═══ Stored records
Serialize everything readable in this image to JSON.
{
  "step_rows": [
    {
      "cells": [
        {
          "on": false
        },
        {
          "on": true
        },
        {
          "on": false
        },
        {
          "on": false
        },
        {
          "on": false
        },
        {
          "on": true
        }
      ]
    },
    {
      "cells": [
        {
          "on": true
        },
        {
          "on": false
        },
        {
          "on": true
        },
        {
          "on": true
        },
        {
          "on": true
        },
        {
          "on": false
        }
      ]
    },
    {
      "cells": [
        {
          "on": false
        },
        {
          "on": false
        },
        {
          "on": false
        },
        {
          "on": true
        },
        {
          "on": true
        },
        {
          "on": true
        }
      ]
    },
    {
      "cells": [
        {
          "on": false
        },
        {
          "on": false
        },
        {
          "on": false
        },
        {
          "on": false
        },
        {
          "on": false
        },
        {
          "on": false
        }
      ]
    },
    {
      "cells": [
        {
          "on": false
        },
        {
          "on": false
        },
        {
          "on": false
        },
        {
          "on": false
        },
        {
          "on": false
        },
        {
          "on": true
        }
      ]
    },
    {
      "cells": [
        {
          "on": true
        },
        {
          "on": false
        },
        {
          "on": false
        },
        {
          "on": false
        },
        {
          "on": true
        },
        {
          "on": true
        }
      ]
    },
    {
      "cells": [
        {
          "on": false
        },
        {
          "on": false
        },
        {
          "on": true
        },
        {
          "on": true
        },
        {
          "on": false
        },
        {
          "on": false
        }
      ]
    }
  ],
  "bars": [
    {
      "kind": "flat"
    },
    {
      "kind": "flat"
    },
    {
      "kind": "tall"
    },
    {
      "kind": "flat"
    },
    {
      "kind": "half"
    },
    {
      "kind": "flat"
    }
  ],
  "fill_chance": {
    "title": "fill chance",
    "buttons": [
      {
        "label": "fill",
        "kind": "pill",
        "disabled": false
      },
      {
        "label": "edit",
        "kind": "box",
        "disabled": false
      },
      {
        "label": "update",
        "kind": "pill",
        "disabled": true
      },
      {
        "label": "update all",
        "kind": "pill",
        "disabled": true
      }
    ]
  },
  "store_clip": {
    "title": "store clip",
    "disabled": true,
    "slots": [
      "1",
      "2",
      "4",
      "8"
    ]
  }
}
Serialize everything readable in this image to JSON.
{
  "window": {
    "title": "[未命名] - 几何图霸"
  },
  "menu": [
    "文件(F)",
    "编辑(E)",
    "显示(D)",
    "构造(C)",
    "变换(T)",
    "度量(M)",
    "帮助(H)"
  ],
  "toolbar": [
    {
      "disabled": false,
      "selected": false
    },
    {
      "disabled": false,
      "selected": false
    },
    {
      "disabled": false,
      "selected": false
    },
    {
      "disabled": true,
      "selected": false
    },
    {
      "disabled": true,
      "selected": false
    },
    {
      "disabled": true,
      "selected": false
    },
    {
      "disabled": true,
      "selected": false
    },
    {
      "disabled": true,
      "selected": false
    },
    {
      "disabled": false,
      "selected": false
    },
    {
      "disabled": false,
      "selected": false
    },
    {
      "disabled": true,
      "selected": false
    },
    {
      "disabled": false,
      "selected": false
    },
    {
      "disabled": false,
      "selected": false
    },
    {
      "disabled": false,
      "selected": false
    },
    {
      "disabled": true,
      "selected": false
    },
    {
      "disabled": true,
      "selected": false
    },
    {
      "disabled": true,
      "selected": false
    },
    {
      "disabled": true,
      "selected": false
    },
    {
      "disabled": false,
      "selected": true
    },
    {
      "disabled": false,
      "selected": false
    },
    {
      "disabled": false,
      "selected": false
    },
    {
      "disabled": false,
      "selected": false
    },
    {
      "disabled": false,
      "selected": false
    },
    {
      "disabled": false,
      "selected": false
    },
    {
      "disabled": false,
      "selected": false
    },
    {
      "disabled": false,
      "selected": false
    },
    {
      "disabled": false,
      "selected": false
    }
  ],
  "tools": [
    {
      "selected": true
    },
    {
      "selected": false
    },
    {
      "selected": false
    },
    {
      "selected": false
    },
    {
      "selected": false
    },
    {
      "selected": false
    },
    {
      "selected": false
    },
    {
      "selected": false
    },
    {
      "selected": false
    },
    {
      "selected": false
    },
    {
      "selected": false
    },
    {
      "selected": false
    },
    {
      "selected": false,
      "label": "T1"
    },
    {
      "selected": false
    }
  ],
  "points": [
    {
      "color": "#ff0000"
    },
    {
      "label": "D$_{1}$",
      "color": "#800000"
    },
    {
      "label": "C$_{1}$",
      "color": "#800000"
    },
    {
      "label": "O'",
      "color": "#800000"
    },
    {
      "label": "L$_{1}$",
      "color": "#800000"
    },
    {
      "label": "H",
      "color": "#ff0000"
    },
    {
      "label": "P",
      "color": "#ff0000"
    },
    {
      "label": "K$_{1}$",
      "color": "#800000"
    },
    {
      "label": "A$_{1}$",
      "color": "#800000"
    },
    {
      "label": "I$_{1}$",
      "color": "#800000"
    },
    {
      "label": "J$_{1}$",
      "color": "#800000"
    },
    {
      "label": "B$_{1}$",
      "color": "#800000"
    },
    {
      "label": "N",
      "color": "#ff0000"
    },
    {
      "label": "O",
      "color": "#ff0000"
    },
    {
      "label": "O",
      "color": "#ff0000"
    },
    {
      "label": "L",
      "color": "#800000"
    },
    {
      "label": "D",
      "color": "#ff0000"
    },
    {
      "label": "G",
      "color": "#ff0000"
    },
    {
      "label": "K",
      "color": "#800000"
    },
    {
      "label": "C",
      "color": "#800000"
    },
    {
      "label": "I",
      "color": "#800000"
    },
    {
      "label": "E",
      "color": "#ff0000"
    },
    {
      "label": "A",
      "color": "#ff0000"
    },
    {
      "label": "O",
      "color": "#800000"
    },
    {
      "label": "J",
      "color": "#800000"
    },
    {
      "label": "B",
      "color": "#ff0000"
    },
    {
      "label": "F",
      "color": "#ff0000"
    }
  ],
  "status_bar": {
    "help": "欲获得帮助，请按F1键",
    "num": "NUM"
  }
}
══════
- **What to do**
Nothing should be left out: return all of the records exactly.

- **Output of the exercise**
Serialize everything readable in this image to JSON.
{
  "step_rows": [
    {
      "cells": [
        {
          "on": false
        },
        {
          "on": true
        },
        {
          "on": false
        },
        {
          "on": false
        },
        {
          "on": false
        },
        {
          "on": true
        }
      ]
    },
    {
      "cells": [
        {
          "on": true
        },
        {
          "on": false
        },
        {
          "on": true
        },
        {
          "on": true
        },
        {
          "on": true
        },
        {
          "on": false
        }
      ]
    },
    {
      "cells": [
        {
          "on": false
        },
        {
          "on": false
        },
        {
          "on": false
        },
        {
          "on": true
        },
        {
          "on": true
        },
        {
          "on": true
        }
      ]
    },
    {
      "cells": [
        {
          "on": false
        },
        {
          "on": false
        },
        {
          "on": false
        },
        {
          "on": false
        },
        {
          "on": false
        },
        {
          "on": false
        }
      ]
    },
    {
      "cells": [
        {
          "on": false
        },
        {
          "on": false
        },
        {
          "on": false
        },
        {
          "on": false
        },
        {
          "on": false
        },
        {
          "on": true
        }
      ]
    },
    {
      "cells": [
        {
          "on": true
        },
        {
          "on": false
        },
        {
          "on": false
        },
        {
          "on": false
        },
        {
          "on": true
        },
        {
          "on": true
        }
      ]
    },
    {
      "cells": [
        {
          "on": false
        },
        {
          "on": false
        },
        {
          "on": true
        },
        {
          "on": true
        },
        {
          "on": false
        },
        {
          "on": false
        }
      ]
    }
  ],
  "bars": [
    {
      "kind": "flat"
    },
    {
      "kind": "flat"
    },
    {
      "kind": "tall"
    },
    {
      "kind": "flat"
    },
    {
      "kind": "half"
    },
    {
      "kind": "flat"
    }
  ],
  "fill_chance": {
    "title": "fill chance",
    "buttons": [
      {
        "label": "fill",
        "kind": "pill",
        "disabled": false
      },
      {
        "label": "edit",
        "kind": "box",
        "disabled": false
      },
      {
        "label": "update",
        "kind": "pill",
        "disabled": true
      },
      {
        "label": "update all",
        "kind": "pill",
        "disabled": true
      }
    ]
  },
  "store_clip": {
    "title": "store clip",
    "disabled": true,
    "slots": [
      "1",
      "2",
      "4",
      "8"
    ]
  }
}
Serialize everything readable in this image to JSON.
{
  "window": {
    "title": "[未命名] - 几何图霸"
  },
  "menu": [
    "文件(F)",
    "编辑(E)",
    "显示(D)",
    "构造(C)",
    "变换(T)",
    "度量(M)",
    "帮助(H)"
  ],
  "toolbar": [
    {
      "disabled": false,
      "selected": false
    },
    {
      "disabled": false,
      "selected": false
    },
    {
      "disabled": false,
      "selected": false
    },
    {
      "disabled": true,
      "selected": false
    },
    {
      "disabled": true,
      "selected": false
    },
    {
      "disabled": true,
      "selected": false
    },
    {
      "disabled": true,
      "selected": false
    },
    {
      "disabled": true,
      "selected": false
    },
    {
      "disabled": false,
      "selected": false
    },
    {
      "disabled": false,
      "selected": false
    },
    {
      "disabled": true,
      "selected": false
    },
    {
      "disabled": false,
      "selected": false
    },
    {
      "disabled": false,
      "selected": false
    },
    {
      "disabled": false,
      "selected": false
    },
    {
      "disabled": true,
      "selected": false
    },
    {
      "disabled": true,
      "selected": false
    },
    {
      "disabled": true,
      "selected": false
    },
    {
      "disabled": true,
      "selected": false
    },
    {
      "disabled": false,
      "selected": true
    },
    {
      "disabled": false,
      "selected": false
    },
    {
      "disabled": false,
      "selected": false
    },
    {
      "disabled": false,
      "selected": false
    },
    {
      "disabled": false,
      "selected": false
    },
    {
      "disabled": false,
      "selected": false
    },
    {
      "disabled": false,
      "selected": false
    },
    {
      "disabled": false,
      "selected": false
    },
    {
      "disabled": false,
      "selected": false
    }
  ],
  "tools": [
    {
      "selected": true
    },
    {
      "selected": false
    },
    {
      "selected": false
    },
    {
      "selected": false
    },
    {
      "selected": false
    },
    {
      "selected": false
    },
    {
      "selected": false
    },
    {
      "selected": false
    },
    {
      "selected": false
    },
    {
      "selected": false
    },
    {
      "selected": false
    },
    {
      "selected": false
    },
    {
      "selected": false,
      "label": "T1"
    },
    {
      "selected": false
    }
  ],
  "points": [
    {
      "color": "#ff0000"
    },
    {
      "label": "D$_{1}$",
      "color": "#800000"
    },
    {
      "label": "C$_{1}$",
      "color": "#800000"
    },
    {
      "label": "O'",
      "color": "#800000"
    },
    {
      "label": "L$_{1}$",
      "color": "#800000"
    },
    {
      "label": "H",
      "color": "#ff0000"
    },
    {
      "label": "P",
      "color": "#ff0000"
    },
    {
      "label": "K$_{1}$",
      "color": "#800000"
    },
    {
      "label": "A$_{1}$",
      "color": "#800000"
    },
    {
      "label": "I$_{1}$",
      "color": "#800000"
    },
    {
      "label": "J$_{1}$",
      "color": "#800000"
    },
    {
      "label": "B$_{1}$",
      "color": "#800000"
    },
    {
      "label": "N",
      "color": "#ff0000"
    },
    {
      "label": "O",
      "color": "#ff0000"
    },
    {
      "label": "O",
      "color": "#ff0000"
    },
    {
      "label": "L",
      "color": "#800000"
    },
    {
      "label": "D",
      "color": "#ff0000"
    },
    {
      "label": "G",
      "color": "#ff0000"
    },
    {
      "label": "K",
      "color": "#800000"
    },
    {
      "label": "C",
      "color": "#800000"
    },
    {
      "label": "I",
      "color": "#800000"
    },
    {
      "label": "E",
      "color": "#ff0000"
    },
    {
      "label": "A",
      "color": "#ff0000"
    },
    {
      "label": "O",
      "color": "#800000"
    },
    {
      "label": "J",
      "color": "#800000"
    },
    {
      "label": "B",
      "color": "#ff0000"
    },
    {
      "label": "F",
      "color": "#ff0000"
    }
  ],
  "status_bar": {
    "help": "欲获得帮助，请按F1键",
    "num": "NUM"
  }
}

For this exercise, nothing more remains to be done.